Problem details
Reproduce the records below exactly, leaving out any pictures.

Rows from a dataset

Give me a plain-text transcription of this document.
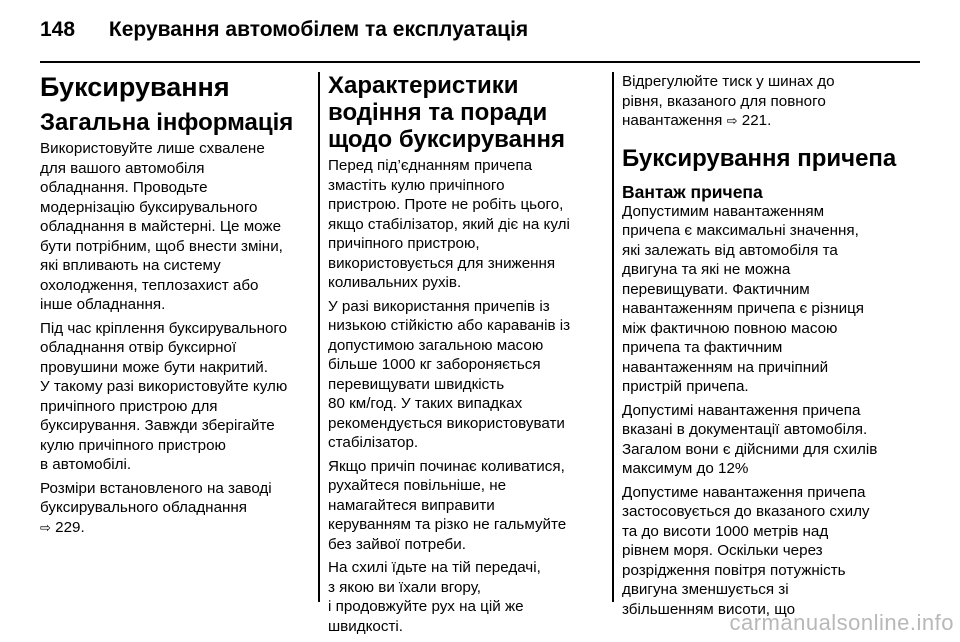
148 Керування автомобілем та експлуатація
Буксирування
Загальна інформація

Використовуйте лише схвалене
для вашого автомобіля
обладнання. Проводьте
модернізацію буксирувального
обладнання в майстерні. Це може
бути потрібним, щоб внести зміни,
які впливають на систему
охолодження, теплозахист або
інше обладнання.

Під час кріплення буксирувального
обладнання отвір буксирної
провушини може бути накритий.
У такому разі використовуйте кулю
причіпного пристрою для
буксирування. Завжди зберігайте
кулю причіпного пристрою
в автомобілі.

Розміри встановленого на заводі
буксирувального обладнання
⇨ 229.

Характеристики водіння та поради щодо буксирування

Перед під’єднанням причепа
змастіть кулю причіпного
пристрою. Проте не робіть цього,
якщо стабілізатор, який діє на кулі
причіпного пристрою,
використовується для зниження
коливальних рухів.

У разі використання причепів із
низькою стійкістю або караванів із
допустимою загальною масою
більше 1000 кг забороняється
перевищувати швидкість
80 км/год. У таких випадках
рекомендується використовувати
стабілізатор.

Якщо причіп починає коливатися,
рухайтеся повільніше, не
намагайтеся виправити
керуванням та різко не гальмуйте
без зайвої потреби.

На схилі їдьте на тій передачі,
з якою ви їхали вгору,
і продовжуйте рух на цій же
швидкості.

Відрегулюйте тиск у шинах до
рівня, вказаного для повного
навантаження ⇨ 221.

Буксирування причепа
Вантаж причепа

Допустимим навантаженням
причепа є максимальні значення,
які залежать від автомобіля та
двигуна та які не можна
перевищувати. Фактичним
навантаженням причепа є різниця
між фактичною повною масою
причепа та фактичним
навантаженням на причіпний
пристрій причепа.

Допустимі навантаження причепа
вказані в документації автомобіля.
Загалом вони є дійсними для схилів
максимум до 12%

Допустиме навантаження причепа
застосовується до вказаного схилу
та до висоти 1000 метрів над
рівнем моря. Оскільки через
розрідження повітря потужність
двигуна зменшується зі
збільшенням висоти, що

carmanualsonline.info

Written response
Give me a plain-text transcription of this document.
148 Керування автомобілем та експлуатація
Буксирування
Загальна інформація

Використовуйте лише схвалене
для вашого автомобіля
обладнання. Проводьте
модернізацію буксирувального
обладнання в майстерні. Це може
бути потрібним, щоб внести зміни,
які впливають на систему
охолодження, теплозахист або
інше обладнання.

Під час кріплення буксирувального
обладнання отвір буксирної
провушини може бути накритий.
У такому разі використовуйте кулю
причіпного пристрою для
буксирування. Завжди зберігайте
кулю причіпного пристрою
в автомобілі.

Розміри встановленого на заводі
буксирувального обладнання
⇨ 229.

Характеристики водіння та поради щодо буксирування

Перед під’єднанням причепа
змастіть кулю причіпного
пристрою. Проте не робіть цього,
якщо стабілізатор, який діє на кулі
причіпного пристрою,
використовується для зниження
коливальних рухів.

У разі використання причепів із
низькою стійкістю або караванів із
допустимою загальною масою
більше 1000 кг забороняється
перевищувати швидкість
80 км/год. У таких випадках
рекомендується використовувати
стабілізатор.

Якщо причіп починає коливатися,
рухайтеся повільніше, не
намагайтеся виправити
керуванням та різко не гальмуйте
без зайвої потреби.

На схилі їдьте на тій передачі,
з якою ви їхали вгору,
і продовжуйте рух на цій же
швидкості.

Відрегулюйте тиск у шинах до
рівня, вказаного для повного
навантаження ⇨ 221.

Буксирування причепа
Вантаж причепа

Допустимим навантаженням
причепа є максимальні значення,
які залежать від автомобіля та
двигуна та які не можна
перевищувати. Фактичним
навантаженням причепа є різниця
між фактичною повною масою
причепа та фактичним
навантаженням на причіпний
пристрій причепа.

Допустимі навантаження причепа
вказані в документації автомобіля.
Загалом вони є дійсними для схилів
максимум до 12%

Допустиме навантаження причепа
застосовується до вказаного схилу
та до висоти 1000 метрів над
рівнем моря. Оскільки через
розрідження повітря потужність
двигуна зменшується зі
збільшенням висоти, що

carmanualsonline.info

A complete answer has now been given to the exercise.